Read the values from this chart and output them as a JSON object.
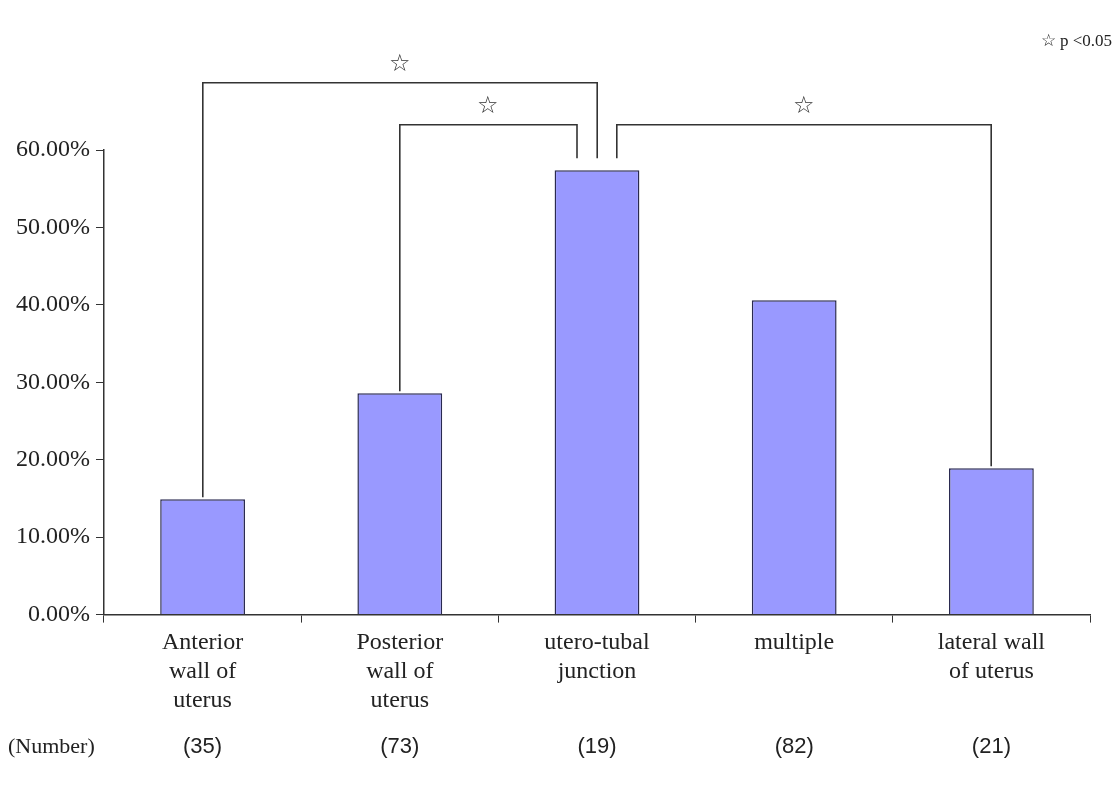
{
  "chart_data": {
    "type": "bar",
    "categories": [
      "Anterior wall of uterus",
      "Posterior wall of uterus",
      "utero-tubal junction",
      "multiple",
      "lateral wall of uterus"
    ],
    "values": [
      14.9,
      28.6,
      57.4,
      40.6,
      18.9
    ],
    "color": "#9999ff",
    "ylim": [
      0,
      60
    ],
    "yticks": [
      {
        "value": 0,
        "label": "0.00%"
      },
      {
        "value": 10,
        "label": "10.00%"
      },
      {
        "value": 20,
        "label": "20.00%"
      },
      {
        "value": 30,
        "label": "30.00%"
      },
      {
        "value": 40,
        "label": "40.00%"
      },
      {
        "value": 50,
        "label": "50.00%"
      },
      {
        "value": 60,
        "label": "60.00%"
      }
    ],
    "grid": false,
    "legend": false,
    "annotations": [
      "☆ p <0.05",
      "☆",
      "☆",
      "☆",
      "(Number)",
      "(35)",
      "(73)",
      "(19)",
      "(82)",
      "(21)"
    ]
  }
}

· · · · ·

*Task to complete*
Output an exact copy of the material, with the pictures removed.

*Exercise output*
Read the values from this chart and output them as a JSON object.
{
  "chart_data": {
    "type": "bar",
    "categories": [
      "Anterior wall of uterus",
      "Posterior wall of uterus",
      "utero-tubal junction",
      "multiple",
      "lateral wall of uterus"
    ],
    "values": [
      14.9,
      28.6,
      57.4,
      40.6,
      18.9
    ],
    "color": "#9999ff",
    "ylim": [
      0,
      60
    ],
    "yticks": [
      {
        "value": 0,
        "label": "0.00%"
      },
      {
        "value": 10,
        "label": "10.00%"
      },
      {
        "value": 20,
        "label": "20.00%"
      },
      {
        "value": 30,
        "label": "30.00%"
      },
      {
        "value": 40,
        "label": "40.00%"
      },
      {
        "value": 50,
        "label": "50.00%"
      },
      {
        "value": 60,
        "label": "60.00%"
      }
    ],
    "grid": false,
    "legend": false,
    "annotations": [
      "☆ p <0.05",
      "☆",
      "☆",
      "☆",
      "(Number)",
      "(35)",
      "(73)",
      "(19)",
      "(82)",
      "(21)"
    ]
  }
}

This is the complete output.